WHAT YOU ARE ASKED TO DO = Your task is to reproduce the entries below word for word.

(Excerpts from a figure dataset)
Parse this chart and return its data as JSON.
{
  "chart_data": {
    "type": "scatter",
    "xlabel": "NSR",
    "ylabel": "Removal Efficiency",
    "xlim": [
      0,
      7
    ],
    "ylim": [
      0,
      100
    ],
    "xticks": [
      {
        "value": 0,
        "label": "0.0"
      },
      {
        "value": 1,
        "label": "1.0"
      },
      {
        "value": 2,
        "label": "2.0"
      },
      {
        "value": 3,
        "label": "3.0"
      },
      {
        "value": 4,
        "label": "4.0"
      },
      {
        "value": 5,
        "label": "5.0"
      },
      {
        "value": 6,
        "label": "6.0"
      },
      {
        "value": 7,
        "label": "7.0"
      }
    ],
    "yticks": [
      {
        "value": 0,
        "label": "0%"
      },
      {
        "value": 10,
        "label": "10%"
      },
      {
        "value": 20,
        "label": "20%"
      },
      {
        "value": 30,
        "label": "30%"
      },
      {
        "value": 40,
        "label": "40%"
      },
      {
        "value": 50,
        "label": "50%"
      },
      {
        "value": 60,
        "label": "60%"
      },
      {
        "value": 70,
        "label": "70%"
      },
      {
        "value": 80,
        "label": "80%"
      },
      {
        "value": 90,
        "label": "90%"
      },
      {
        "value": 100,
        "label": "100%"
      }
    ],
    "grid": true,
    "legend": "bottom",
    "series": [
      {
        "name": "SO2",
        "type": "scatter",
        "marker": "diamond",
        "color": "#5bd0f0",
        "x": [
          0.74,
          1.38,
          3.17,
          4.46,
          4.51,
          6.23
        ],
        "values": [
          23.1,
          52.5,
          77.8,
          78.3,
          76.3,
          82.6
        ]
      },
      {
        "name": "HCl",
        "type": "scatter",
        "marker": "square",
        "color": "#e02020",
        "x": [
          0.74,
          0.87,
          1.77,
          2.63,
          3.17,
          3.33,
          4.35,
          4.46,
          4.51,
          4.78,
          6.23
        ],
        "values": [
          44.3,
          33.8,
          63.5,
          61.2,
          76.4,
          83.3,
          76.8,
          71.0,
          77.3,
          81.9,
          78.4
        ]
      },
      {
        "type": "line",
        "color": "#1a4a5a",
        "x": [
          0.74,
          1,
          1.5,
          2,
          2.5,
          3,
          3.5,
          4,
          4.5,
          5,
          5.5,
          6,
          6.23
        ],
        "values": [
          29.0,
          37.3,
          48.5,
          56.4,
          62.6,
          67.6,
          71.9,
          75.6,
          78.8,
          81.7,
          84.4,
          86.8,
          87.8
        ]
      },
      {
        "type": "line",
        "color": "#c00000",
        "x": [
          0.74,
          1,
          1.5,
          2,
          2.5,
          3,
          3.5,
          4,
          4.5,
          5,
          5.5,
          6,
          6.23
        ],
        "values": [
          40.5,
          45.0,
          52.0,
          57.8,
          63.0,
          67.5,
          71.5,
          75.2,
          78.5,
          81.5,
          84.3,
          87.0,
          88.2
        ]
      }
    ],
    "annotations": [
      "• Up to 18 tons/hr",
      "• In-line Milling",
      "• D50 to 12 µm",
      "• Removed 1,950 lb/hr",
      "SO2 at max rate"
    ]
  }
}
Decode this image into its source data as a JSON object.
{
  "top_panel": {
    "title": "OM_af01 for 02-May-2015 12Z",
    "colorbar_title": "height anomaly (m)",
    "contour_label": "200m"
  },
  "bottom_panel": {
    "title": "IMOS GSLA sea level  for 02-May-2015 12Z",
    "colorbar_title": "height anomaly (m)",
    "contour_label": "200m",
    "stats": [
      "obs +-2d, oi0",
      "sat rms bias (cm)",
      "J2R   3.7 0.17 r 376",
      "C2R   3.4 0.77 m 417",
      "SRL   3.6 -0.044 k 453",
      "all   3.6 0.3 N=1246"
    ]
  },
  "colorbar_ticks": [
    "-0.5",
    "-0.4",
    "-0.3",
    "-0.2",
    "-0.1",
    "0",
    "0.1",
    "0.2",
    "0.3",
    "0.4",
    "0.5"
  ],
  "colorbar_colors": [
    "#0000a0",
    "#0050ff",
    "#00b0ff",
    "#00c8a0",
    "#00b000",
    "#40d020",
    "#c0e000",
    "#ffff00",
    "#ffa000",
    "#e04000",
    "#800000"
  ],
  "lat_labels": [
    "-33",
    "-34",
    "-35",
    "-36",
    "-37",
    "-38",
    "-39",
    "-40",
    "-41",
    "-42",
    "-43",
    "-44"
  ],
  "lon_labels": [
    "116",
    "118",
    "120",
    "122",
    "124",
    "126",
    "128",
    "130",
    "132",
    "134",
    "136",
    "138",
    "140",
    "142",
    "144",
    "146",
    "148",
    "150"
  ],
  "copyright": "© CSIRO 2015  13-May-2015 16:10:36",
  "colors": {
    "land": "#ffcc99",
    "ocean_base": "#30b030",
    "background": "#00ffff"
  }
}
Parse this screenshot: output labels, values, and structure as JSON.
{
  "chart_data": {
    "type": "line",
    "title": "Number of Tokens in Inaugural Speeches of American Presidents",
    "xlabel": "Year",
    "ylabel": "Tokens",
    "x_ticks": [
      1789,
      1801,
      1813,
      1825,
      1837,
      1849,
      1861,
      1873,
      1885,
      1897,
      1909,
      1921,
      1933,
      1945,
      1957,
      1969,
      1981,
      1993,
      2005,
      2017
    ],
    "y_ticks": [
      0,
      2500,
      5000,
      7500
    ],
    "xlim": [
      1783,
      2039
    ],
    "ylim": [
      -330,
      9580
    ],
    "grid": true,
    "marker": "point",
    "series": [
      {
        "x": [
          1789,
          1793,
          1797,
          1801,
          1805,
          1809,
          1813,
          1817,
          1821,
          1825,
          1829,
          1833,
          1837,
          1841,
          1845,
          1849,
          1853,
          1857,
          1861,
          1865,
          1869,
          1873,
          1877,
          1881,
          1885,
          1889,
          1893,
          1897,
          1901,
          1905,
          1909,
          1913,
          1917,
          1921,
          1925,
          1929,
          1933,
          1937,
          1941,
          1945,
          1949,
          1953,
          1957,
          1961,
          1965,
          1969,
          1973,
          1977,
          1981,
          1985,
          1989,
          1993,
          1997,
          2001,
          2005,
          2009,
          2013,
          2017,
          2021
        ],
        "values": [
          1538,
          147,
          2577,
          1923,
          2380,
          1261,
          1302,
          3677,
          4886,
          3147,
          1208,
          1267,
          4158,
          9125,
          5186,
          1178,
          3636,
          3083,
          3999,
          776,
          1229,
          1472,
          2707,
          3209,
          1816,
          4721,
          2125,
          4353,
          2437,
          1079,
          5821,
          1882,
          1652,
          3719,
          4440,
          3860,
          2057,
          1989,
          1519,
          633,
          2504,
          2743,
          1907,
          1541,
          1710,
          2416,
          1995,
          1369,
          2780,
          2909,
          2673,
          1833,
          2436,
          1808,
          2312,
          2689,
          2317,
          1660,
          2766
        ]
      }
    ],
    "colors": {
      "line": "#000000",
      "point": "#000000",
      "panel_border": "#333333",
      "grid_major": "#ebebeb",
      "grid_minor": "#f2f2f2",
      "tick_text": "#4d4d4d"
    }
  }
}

EXERCISE ANSWER =
Parse this chart and return its data as JSON.
{
  "chart_data": {
    "type": "scatter",
    "xlabel": "NSR",
    "ylabel": "Removal Efficiency",
    "xlim": [
      0,
      7
    ],
    "ylim": [
      0,
      100
    ],
    "xticks": [
      {
        "value": 0,
        "label": "0.0"
      },
      {
        "value": 1,
        "label": "1.0"
      },
      {
        "value": 2,
        "label": "2.0"
      },
      {
        "value": 3,
        "label": "3.0"
      },
      {
        "value": 4,
        "label": "4.0"
      },
      {
        "value": 5,
        "label": "5.0"
      },
      {
        "value": 6,
        "label": "6.0"
      },
      {
        "value": 7,
        "label": "7.0"
      }
    ],
    "yticks": [
      {
        "value": 0,
        "label": "0%"
      },
      {
        "value": 10,
        "label": "10%"
      },
      {
        "value": 20,
        "label": "20%"
      },
      {
        "value": 30,
        "label": "30%"
      },
      {
        "value": 40,
        "label": "40%"
      },
      {
        "value": 50,
        "label": "50%"
      },
      {
        "value": 60,
        "label": "60%"
      },
      {
        "value": 70,
        "label": "70%"
      },
      {
        "value": 80,
        "label": "80%"
      },
      {
        "value": 90,
        "label": "90%"
      },
      {
        "value": 100,
        "label": "100%"
      }
    ],
    "grid": true,
    "legend": "bottom",
    "series": [
      {
        "name": "SO2",
        "type": "scatter",
        "marker": "diamond",
        "color": "#5bd0f0",
        "x": [
          0.74,
          1.38,
          3.17,
          4.46,
          4.51,
          6.23
        ],
        "values": [
          23.1,
          52.5,
          77.8,
          78.3,
          76.3,
          82.6
        ]
      },
      {
        "name": "HCl",
        "type": "scatter",
        "marker": "square",
        "color": "#e02020",
        "x": [
          0.74,
          0.87,
          1.77,
          2.63,
          3.17,
          3.33,
          4.35,
          4.46,
          4.51,
          4.78,
          6.23
        ],
        "values": [
          44.3,
          33.8,
          63.5,
          61.2,
          76.4,
          83.3,
          76.8,
          71.0,
          77.3,
          81.9,
          78.4
        ]
      },
      {
        "type": "line",
        "color": "#1a4a5a",
        "x": [
          0.74,
          1,
          1.5,
          2,
          2.5,
          3,
          3.5,
          4,
          4.5,
          5,
          5.5,
          6,
          6.23
        ],
        "values": [
          29.0,
          37.3,
          48.5,
          56.4,
          62.6,
          67.6,
          71.9,
          75.6,
          78.8,
          81.7,
          84.4,
          86.8,
          87.8
        ]
      },
      {
        "type": "line",
        "color": "#c00000",
        "x": [
          0.74,
          1,
          1.5,
          2,
          2.5,
          3,
          3.5,
          4,
          4.5,
          5,
          5.5,
          6,
          6.23
        ],
        "values": [
          40.5,
          45.0,
          52.0,
          57.8,
          63.0,
          67.5,
          71.5,
          75.2,
          78.5,
          81.5,
          84.3,
          87.0,
          88.2
        ]
      }
    ],
    "annotations": [
      "• Up to 18 tons/hr",
      "• In-line Milling",
      "• D50 to 12 µm",
      "• Removed 1,950 lb/hr",
      "SO2 at max rate"
    ]
  }
}
Decode this image into its source data as a JSON object.
{
  "top_panel": {
    "title": "OM_af01 for 02-May-2015 12Z",
    "colorbar_title": "height anomaly (m)",
    "contour_label": "200m"
  },
  "bottom_panel": {
    "title": "IMOS GSLA sea level  for 02-May-2015 12Z",
    "colorbar_title": "height anomaly (m)",
    "contour_label": "200m",
    "stats": [
      "obs +-2d, oi0",
      "sat rms bias (cm)",
      "J2R   3.7 0.17 r 376",
      "C2R   3.4 0.77 m 417",
      "SRL   3.6 -0.044 k 453",
      "all   3.6 0.3 N=1246"
    ]
  },
  "colorbar_ticks": [
    "-0.5",
    "-0.4",
    "-0.3",
    "-0.2",
    "-0.1",
    "0",
    "0.1",
    "0.2",
    "0.3",
    "0.4",
    "0.5"
  ],
  "colorbar_colors": [
    "#0000a0",
    "#0050ff",
    "#00b0ff",
    "#00c8a0",
    "#00b000",
    "#40d020",
    "#c0e000",
    "#ffff00",
    "#ffa000",
    "#e04000",
    "#800000"
  ],
  "lat_labels": [
    "-33",
    "-34",
    "-35",
    "-36",
    "-37",
    "-38",
    "-39",
    "-40",
    "-41",
    "-42",
    "-43",
    "-44"
  ],
  "lon_labels": [
    "116",
    "118",
    "120",
    "122",
    "124",
    "126",
    "128",
    "130",
    "132",
    "134",
    "136",
    "138",
    "140",
    "142",
    "144",
    "146",
    "148",
    "150"
  ],
  "copyright": "© CSIRO 2015  13-May-2015 16:10:36",
  "colors": {
    "land": "#ffcc99",
    "ocean_base": "#30b030",
    "background": "#00ffff"
  }
}
Parse this screenshot: output labels, values, and structure as JSON.
{
  "chart_data": {
    "type": "line",
    "title": "Number of Tokens in Inaugural Speeches of American Presidents",
    "xlabel": "Year",
    "ylabel": "Tokens",
    "x_ticks": [
      1789,
      1801,
      1813,
      1825,
      1837,
      1849,
      1861,
      1873,
      1885,
      1897,
      1909,
      1921,
      1933,
      1945,
      1957,
      1969,
      1981,
      1993,
      2005,
      2017
    ],
    "y_ticks": [
      0,
      2500,
      5000,
      7500
    ],
    "xlim": [
      1783,
      2039
    ],
    "ylim": [
      -330,
      9580
    ],
    "grid": true,
    "marker": "point",
    "series": [
      {
        "x": [
          1789,
          1793,
          1797,
          1801,
          1805,
          1809,
          1813,
          1817,
          1821,
          1825,
          1829,
          1833,
          1837,
          1841,
          1845,
          1849,
          1853,
          1857,
          1861,
          1865,
          1869,
          1873,
          1877,
          1881,
          1885,
          1889,
          1893,
          1897,
          1901,
          1905,
          1909,
          1913,
          1917,
          1921,
          1925,
          1929,
          1933,
          1937,
          1941,
          1945,
          1949,
          1953,
          1957,
          1961,
          1965,
          1969,
          1973,
          1977,
          1981,
          1985,
          1989,
          1993,
          1997,
          2001,
          2005,
          2009,
          2013,
          2017,
          2021
        ],
        "values": [
          1538,
          147,
          2577,
          1923,
          2380,
          1261,
          1302,
          3677,
          4886,
          3147,
          1208,
          1267,
          4158,
          9125,
          5186,
          1178,
          3636,
          3083,
          3999,
          776,
          1229,
          1472,
          2707,
          3209,
          1816,
          4721,
          2125,
          4353,
          2437,
          1079,
          5821,
          1882,
          1652,
          3719,
          4440,
          3860,
          2057,
          1989,
          1519,
          633,
          2504,
          2743,
          1907,
          1541,
          1710,
          2416,
          1995,
          1369,
          2780,
          2909,
          2673,
          1833,
          2436,
          1808,
          2312,
          2689,
          2317,
          1660,
          2766
        ]
      }
    ],
    "colors": {
      "line": "#000000",
      "point": "#000000",
      "panel_border": "#333333",
      "grid_major": "#ebebeb",
      "grid_minor": "#f2f2f2",
      "tick_text": "#4d4d4d"
    }
  }
}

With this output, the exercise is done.